◆ **Records to use**
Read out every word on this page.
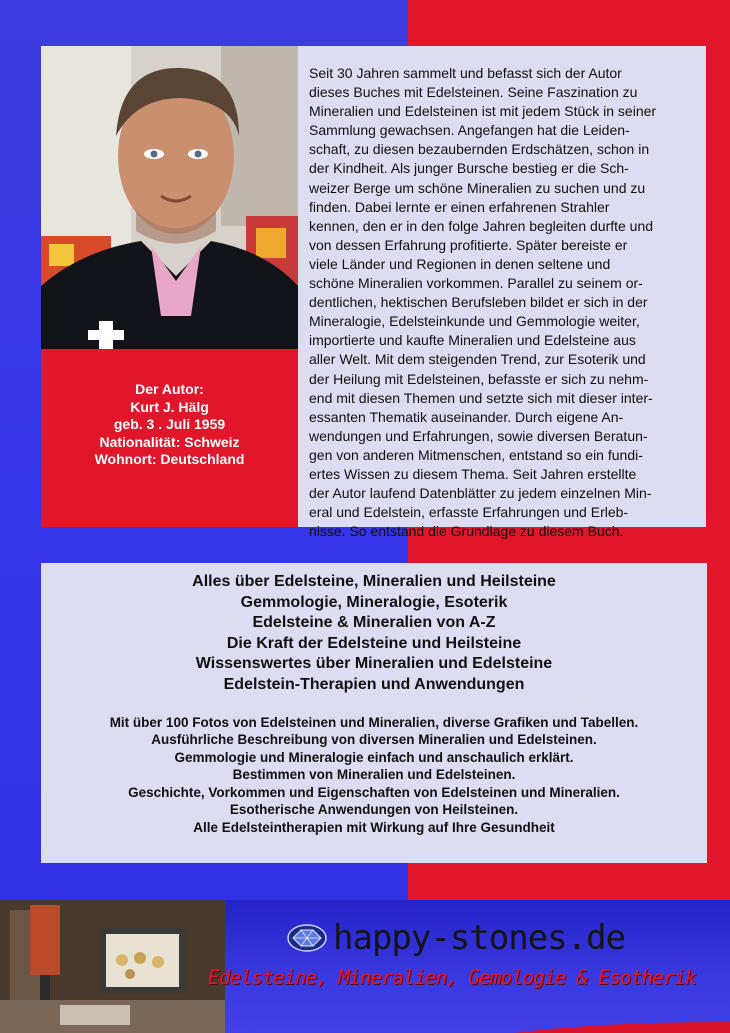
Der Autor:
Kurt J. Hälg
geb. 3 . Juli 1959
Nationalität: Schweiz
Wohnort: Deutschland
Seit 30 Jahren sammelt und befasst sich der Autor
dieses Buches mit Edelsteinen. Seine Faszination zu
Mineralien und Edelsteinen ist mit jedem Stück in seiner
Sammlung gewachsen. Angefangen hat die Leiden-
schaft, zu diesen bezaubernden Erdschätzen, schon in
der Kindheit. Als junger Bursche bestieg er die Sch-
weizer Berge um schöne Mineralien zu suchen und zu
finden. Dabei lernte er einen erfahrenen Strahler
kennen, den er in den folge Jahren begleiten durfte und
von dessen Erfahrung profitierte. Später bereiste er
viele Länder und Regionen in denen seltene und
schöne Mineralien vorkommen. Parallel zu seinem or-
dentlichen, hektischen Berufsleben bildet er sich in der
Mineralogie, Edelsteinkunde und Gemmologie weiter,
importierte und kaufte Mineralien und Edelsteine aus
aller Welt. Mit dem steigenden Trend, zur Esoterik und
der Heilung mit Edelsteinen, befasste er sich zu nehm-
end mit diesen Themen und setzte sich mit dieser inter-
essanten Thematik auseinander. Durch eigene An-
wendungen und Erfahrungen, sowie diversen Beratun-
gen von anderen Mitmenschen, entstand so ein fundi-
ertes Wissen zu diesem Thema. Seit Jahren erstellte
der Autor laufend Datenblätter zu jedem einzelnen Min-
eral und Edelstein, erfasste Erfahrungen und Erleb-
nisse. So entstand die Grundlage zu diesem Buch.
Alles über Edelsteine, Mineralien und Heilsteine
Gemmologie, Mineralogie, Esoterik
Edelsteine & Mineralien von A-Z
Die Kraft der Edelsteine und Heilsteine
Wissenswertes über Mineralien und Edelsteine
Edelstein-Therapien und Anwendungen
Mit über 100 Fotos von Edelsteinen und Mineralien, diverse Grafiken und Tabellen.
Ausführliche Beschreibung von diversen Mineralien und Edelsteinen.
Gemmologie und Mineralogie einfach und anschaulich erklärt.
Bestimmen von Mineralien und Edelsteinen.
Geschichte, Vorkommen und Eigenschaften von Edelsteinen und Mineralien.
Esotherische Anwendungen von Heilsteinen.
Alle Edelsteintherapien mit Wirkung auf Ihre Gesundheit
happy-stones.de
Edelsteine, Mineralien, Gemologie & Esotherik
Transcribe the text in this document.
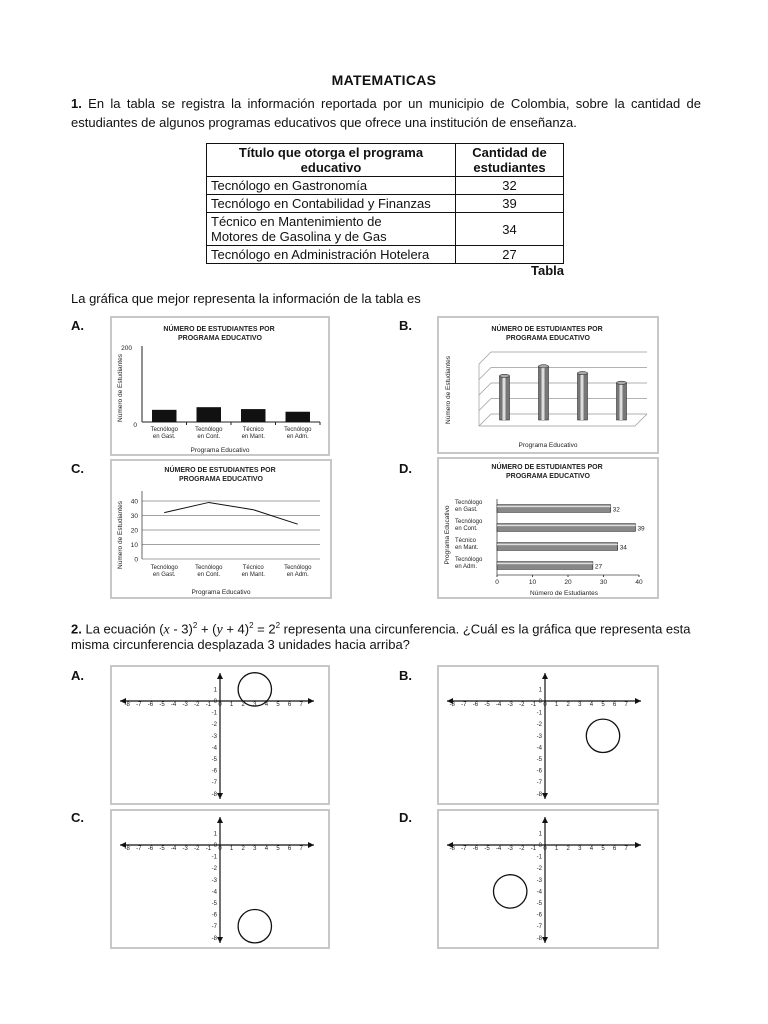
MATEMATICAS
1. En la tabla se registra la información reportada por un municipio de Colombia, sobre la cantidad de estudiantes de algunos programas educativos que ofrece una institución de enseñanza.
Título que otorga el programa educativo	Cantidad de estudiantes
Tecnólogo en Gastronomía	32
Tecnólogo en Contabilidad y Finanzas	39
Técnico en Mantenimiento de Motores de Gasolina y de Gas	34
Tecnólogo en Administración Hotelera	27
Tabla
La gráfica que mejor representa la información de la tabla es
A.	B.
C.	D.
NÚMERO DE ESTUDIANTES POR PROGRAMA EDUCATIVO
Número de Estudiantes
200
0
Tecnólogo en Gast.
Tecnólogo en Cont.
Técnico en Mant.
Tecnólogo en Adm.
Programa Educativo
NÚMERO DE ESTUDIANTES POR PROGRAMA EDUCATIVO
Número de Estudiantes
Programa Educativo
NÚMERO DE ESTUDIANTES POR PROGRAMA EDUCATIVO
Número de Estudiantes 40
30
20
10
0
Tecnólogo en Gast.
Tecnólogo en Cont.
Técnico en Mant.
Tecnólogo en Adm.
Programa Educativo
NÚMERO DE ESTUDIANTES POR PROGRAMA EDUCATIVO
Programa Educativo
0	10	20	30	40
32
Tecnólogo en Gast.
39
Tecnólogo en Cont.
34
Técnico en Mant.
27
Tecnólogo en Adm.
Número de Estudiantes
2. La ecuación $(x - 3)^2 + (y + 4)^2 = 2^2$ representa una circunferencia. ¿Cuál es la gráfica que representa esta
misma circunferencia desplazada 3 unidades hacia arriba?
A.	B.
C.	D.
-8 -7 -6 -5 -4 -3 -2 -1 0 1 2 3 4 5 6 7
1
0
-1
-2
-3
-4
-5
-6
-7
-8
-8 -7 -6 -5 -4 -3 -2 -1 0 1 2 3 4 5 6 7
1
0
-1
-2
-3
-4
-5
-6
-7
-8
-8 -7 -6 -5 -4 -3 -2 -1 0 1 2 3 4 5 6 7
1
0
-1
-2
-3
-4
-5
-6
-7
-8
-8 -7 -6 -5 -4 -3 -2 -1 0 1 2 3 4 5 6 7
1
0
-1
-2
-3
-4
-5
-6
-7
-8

◆ **Your objective**
Every line above should be repeated exactly; pictures stay out of the copy.

◆ **Worked solution**
Read out every word on this page.
Der Autor:
Kurt J. Hälg
geb. 3 . Juli 1959
Nationalität: Schweiz
Wohnort: Deutschland
Seit 30 Jahren sammelt und befasst sich der Autor
dieses Buches mit Edelsteinen. Seine Faszination zu
Mineralien und Edelsteinen ist mit jedem Stück in seiner
Sammlung gewachsen. Angefangen hat die Leiden-
schaft, zu diesen bezaubernden Erdschätzen, schon in
der Kindheit. Als junger Bursche bestieg er die Sch-
weizer Berge um schöne Mineralien zu suchen und zu
finden. Dabei lernte er einen erfahrenen Strahler
kennen, den er in den folge Jahren begleiten durfte und
von dessen Erfahrung profitierte. Später bereiste er
viele Länder und Regionen in denen seltene und
schöne Mineralien vorkommen. Parallel zu seinem or-
dentlichen, hektischen Berufsleben bildet er sich in der
Mineralogie, Edelsteinkunde und Gemmologie weiter,
importierte und kaufte Mineralien und Edelsteine aus
aller Welt. Mit dem steigenden Trend, zur Esoterik und
der Heilung mit Edelsteinen, befasste er sich zu nehm-
end mit diesen Themen und setzte sich mit dieser inter-
essanten Thematik auseinander. Durch eigene An-
wendungen und Erfahrungen, sowie diversen Beratun-
gen von anderen Mitmenschen, entstand so ein fundi-
ertes Wissen zu diesem Thema. Seit Jahren erstellte
der Autor laufend Datenblätter zu jedem einzelnen Min-
eral und Edelstein, erfasste Erfahrungen und Erleb-
nisse. So entstand die Grundlage zu diesem Buch.
Alles über Edelsteine, Mineralien und Heilsteine
Gemmologie, Mineralogie, Esoterik
Edelsteine & Mineralien von A-Z
Die Kraft der Edelsteine und Heilsteine
Wissenswertes über Mineralien und Edelsteine
Edelstein-Therapien und Anwendungen
Mit über 100 Fotos von Edelsteinen und Mineralien, diverse Grafiken und Tabellen.
Ausführliche Beschreibung von diversen Mineralien und Edelsteinen.
Gemmologie und Mineralogie einfach und anschaulich erklärt.
Bestimmen von Mineralien und Edelsteinen.
Geschichte, Vorkommen und Eigenschaften von Edelsteinen und Mineralien.
Esotherische Anwendungen von Heilsteinen.
Alle Edelsteintherapien mit Wirkung auf Ihre Gesundheit
happy-stones.de
Edelsteine, Mineralien, Gemologie & Esotherik
Transcribe the text in this document.
MATEMATICAS
1. En la tabla se registra la información reportada por un municipio de Colombia, sobre la cantidad de estudiantes de algunos programas educativos que ofrece una institución de enseñanza.
Título que otorga el programa educativo	Cantidad de estudiantes
Tecnólogo en Gastronomía	32
Tecnólogo en Contabilidad y Finanzas	39
Técnico en Mantenimiento de Motores de Gasolina y de Gas	34
Tecnólogo en Administración Hotelera	27
Tabla
La gráfica que mejor representa la información de la tabla es
A.	B.
C.	D.
NÚMERO DE ESTUDIANTES POR PROGRAMA EDUCATIVO
Número de Estudiantes
200
0
Tecnólogo en Gast.
Tecnólogo en Cont.
Técnico en Mant.
Tecnólogo en Adm.
Programa Educativo
NÚMERO DE ESTUDIANTES POR PROGRAMA EDUCATIVO
Número de Estudiantes
Programa Educativo
NÚMERO DE ESTUDIANTES POR PROGRAMA EDUCATIVO
Número de Estudiantes 40
30
20
10
0
Tecnólogo en Gast.
Tecnólogo en Cont.
Técnico en Mant.
Tecnólogo en Adm.
Programa Educativo
NÚMERO DE ESTUDIANTES POR PROGRAMA EDUCATIVO
Programa Educativo
0	10	20	30	40
32
Tecnólogo en Gast.
39
Tecnólogo en Cont.
34
Técnico en Mant.
27
Tecnólogo en Adm.
Número de Estudiantes
2. La ecuación $(x - 3)^2 + (y + 4)^2 = 2^2$ representa una circunferencia. ¿Cuál es la gráfica que representa esta
misma circunferencia desplazada 3 unidades hacia arriba?
A.	B.
C.	D.
-8 -7 -6 -5 -4 -3 -2 -1 0 1 2 3 4 5 6 7
1
0
-1
-2
-3
-4
-5
-6
-7
-8
-8 -7 -6 -5 -4 -3 -2 -1 0 1 2 3 4 5 6 7
1
0
-1
-2
-3
-4
-5
-6
-7
-8
-8 -7 -6 -5 -4 -3 -2 -1 0 1 2 3 4 5 6 7
1
0
-1
-2
-3
-4
-5
-6
-7
-8
-8 -7 -6 -5 -4 -3 -2 -1 0 1 2 3 4 5 6 7
1
0
-1
-2
-3
-4
-5
-6
-7
-8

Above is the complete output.